* Aim of the task: Quote exactly, and only, the lines from the one with "Serialize everything readable" through the end of the listing.

* Source data:
++++++++

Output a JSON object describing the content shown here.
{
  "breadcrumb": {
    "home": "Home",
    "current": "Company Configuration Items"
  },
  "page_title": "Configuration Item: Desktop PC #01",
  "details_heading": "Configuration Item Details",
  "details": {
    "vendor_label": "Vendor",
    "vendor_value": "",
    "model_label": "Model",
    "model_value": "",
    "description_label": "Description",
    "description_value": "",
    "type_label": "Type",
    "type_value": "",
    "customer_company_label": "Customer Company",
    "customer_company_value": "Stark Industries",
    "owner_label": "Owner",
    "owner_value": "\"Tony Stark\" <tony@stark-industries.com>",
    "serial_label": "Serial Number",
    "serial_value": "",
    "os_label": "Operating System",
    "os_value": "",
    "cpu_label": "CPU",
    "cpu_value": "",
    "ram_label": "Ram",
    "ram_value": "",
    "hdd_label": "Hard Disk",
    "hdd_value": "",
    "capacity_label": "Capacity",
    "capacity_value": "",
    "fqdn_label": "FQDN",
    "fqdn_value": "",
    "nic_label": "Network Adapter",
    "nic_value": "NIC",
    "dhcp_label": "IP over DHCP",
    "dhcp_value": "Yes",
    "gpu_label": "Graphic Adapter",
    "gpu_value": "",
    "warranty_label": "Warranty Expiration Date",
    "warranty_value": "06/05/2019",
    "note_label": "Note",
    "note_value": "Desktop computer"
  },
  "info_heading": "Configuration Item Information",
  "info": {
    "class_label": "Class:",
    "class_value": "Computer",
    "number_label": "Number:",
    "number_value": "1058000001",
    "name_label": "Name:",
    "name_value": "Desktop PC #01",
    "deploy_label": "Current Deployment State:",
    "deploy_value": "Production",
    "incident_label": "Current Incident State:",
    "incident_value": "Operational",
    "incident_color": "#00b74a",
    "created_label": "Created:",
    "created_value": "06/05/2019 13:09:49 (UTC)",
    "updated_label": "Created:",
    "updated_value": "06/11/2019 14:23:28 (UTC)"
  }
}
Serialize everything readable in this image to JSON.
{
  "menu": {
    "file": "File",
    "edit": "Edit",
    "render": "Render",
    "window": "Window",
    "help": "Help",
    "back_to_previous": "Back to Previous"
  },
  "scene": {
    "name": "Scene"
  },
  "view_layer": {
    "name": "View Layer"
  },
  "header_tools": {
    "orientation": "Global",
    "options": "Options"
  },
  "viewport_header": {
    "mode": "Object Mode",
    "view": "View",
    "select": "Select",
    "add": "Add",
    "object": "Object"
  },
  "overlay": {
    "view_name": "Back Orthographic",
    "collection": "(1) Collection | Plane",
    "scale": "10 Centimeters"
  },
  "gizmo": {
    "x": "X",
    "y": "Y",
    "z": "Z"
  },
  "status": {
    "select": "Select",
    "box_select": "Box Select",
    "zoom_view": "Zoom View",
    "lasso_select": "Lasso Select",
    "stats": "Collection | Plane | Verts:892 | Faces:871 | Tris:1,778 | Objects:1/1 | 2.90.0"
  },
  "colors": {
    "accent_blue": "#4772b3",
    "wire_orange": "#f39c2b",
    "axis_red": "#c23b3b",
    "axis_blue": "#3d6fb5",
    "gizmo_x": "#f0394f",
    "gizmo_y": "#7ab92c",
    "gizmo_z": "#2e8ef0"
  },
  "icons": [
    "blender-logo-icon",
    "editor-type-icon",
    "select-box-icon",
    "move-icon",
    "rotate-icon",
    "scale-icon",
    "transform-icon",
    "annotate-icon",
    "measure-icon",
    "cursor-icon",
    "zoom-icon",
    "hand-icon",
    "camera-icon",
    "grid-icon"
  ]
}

++++++++

* Answer to this problem:
Serialize everything readable in this image to JSON.
{
  "menu": {
    "file": "File",
    "edit": "Edit",
    "render": "Render",
    "window": "Window",
    "help": "Help",
    "back_to_previous": "Back to Previous"
  },
  "scene": {
    "name": "Scene"
  },
  "view_layer": {
    "name": "View Layer"
  },
  "header_tools": {
    "orientation": "Global",
    "options": "Options"
  },
  "viewport_header": {
    "mode": "Object Mode",
    "view": "View",
    "select": "Select",
    "add": "Add",
    "object": "Object"
  },
  "overlay": {
    "view_name": "Back Orthographic",
    "collection": "(1) Collection | Plane",
    "scale": "10 Centimeters"
  },
  "gizmo": {
    "x": "X",
    "y": "Y",
    "z": "Z"
  },
  "status": {
    "select": "Select",
    "box_select": "Box Select",
    "zoom_view": "Zoom View",
    "lasso_select": "Lasso Select",
    "stats": "Collection | Plane | Verts:892 | Faces:871 | Tris:1,778 | Objects:1/1 | 2.90.0"
  },
  "colors": {
    "accent_blue": "#4772b3",
    "wire_orange": "#f39c2b",
    "axis_red": "#c23b3b",
    "axis_blue": "#3d6fb5",
    "gizmo_x": "#f0394f",
    "gizmo_y": "#7ab92c",
    "gizmo_z": "#2e8ef0"
  },
  "icons": [
    "blender-logo-icon",
    "editor-type-icon",
    "select-box-icon",
    "move-icon",
    "rotate-icon",
    "scale-icon",
    "transform-icon",
    "annotate-icon",
    "measure-icon",
    "cursor-icon",
    "zoom-icon",
    "hand-icon",
    "camera-icon",
    "grid-icon"
  ]
}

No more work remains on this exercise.